- _REQUIRED ACTION_
Check the listing below line by line and report how many lines hold "Chronische", with no other words.

- _MATERIAL SUPPLIED_
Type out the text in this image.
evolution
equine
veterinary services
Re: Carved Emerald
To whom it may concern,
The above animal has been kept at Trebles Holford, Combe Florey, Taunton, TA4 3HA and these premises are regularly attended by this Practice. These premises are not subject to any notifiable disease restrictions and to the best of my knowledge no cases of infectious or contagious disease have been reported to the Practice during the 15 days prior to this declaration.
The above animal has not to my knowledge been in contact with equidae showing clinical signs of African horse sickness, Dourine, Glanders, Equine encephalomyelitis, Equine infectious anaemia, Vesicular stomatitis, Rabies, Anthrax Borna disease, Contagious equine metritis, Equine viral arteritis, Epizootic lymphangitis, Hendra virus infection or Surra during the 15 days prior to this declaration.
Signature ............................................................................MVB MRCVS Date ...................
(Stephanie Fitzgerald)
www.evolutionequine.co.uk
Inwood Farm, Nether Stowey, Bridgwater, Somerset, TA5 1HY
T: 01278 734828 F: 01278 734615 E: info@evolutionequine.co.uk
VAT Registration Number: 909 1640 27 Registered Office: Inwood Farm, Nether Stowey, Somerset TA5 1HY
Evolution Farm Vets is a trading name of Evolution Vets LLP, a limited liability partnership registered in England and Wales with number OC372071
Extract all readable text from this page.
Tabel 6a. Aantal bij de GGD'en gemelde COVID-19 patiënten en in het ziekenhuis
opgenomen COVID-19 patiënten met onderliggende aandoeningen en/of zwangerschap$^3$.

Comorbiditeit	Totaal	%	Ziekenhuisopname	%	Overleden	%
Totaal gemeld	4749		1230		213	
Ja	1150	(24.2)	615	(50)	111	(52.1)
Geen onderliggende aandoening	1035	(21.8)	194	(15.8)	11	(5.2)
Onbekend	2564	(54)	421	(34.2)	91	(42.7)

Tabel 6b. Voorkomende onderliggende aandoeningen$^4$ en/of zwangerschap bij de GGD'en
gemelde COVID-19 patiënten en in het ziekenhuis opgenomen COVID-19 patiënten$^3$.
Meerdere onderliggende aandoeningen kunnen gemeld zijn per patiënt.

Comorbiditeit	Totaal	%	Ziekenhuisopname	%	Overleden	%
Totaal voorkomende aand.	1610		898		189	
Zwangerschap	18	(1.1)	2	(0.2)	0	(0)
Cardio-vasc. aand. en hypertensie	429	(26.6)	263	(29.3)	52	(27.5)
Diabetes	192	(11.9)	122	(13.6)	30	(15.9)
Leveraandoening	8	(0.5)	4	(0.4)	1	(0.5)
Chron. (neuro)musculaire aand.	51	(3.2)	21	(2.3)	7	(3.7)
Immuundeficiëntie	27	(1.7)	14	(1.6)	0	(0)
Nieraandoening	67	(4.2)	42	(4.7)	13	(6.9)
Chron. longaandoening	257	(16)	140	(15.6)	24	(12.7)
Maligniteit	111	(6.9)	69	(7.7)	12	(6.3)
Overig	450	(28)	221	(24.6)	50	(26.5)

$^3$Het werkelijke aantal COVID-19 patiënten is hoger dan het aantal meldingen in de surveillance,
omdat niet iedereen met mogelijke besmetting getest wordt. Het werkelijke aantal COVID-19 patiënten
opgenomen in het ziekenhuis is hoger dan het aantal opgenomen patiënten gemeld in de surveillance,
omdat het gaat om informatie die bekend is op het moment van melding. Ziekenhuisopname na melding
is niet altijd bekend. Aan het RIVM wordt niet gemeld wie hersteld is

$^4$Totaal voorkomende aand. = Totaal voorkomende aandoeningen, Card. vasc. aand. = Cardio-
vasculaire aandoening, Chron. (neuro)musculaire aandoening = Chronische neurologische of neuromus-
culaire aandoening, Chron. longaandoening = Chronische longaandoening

- _COMPLETED TASK_
2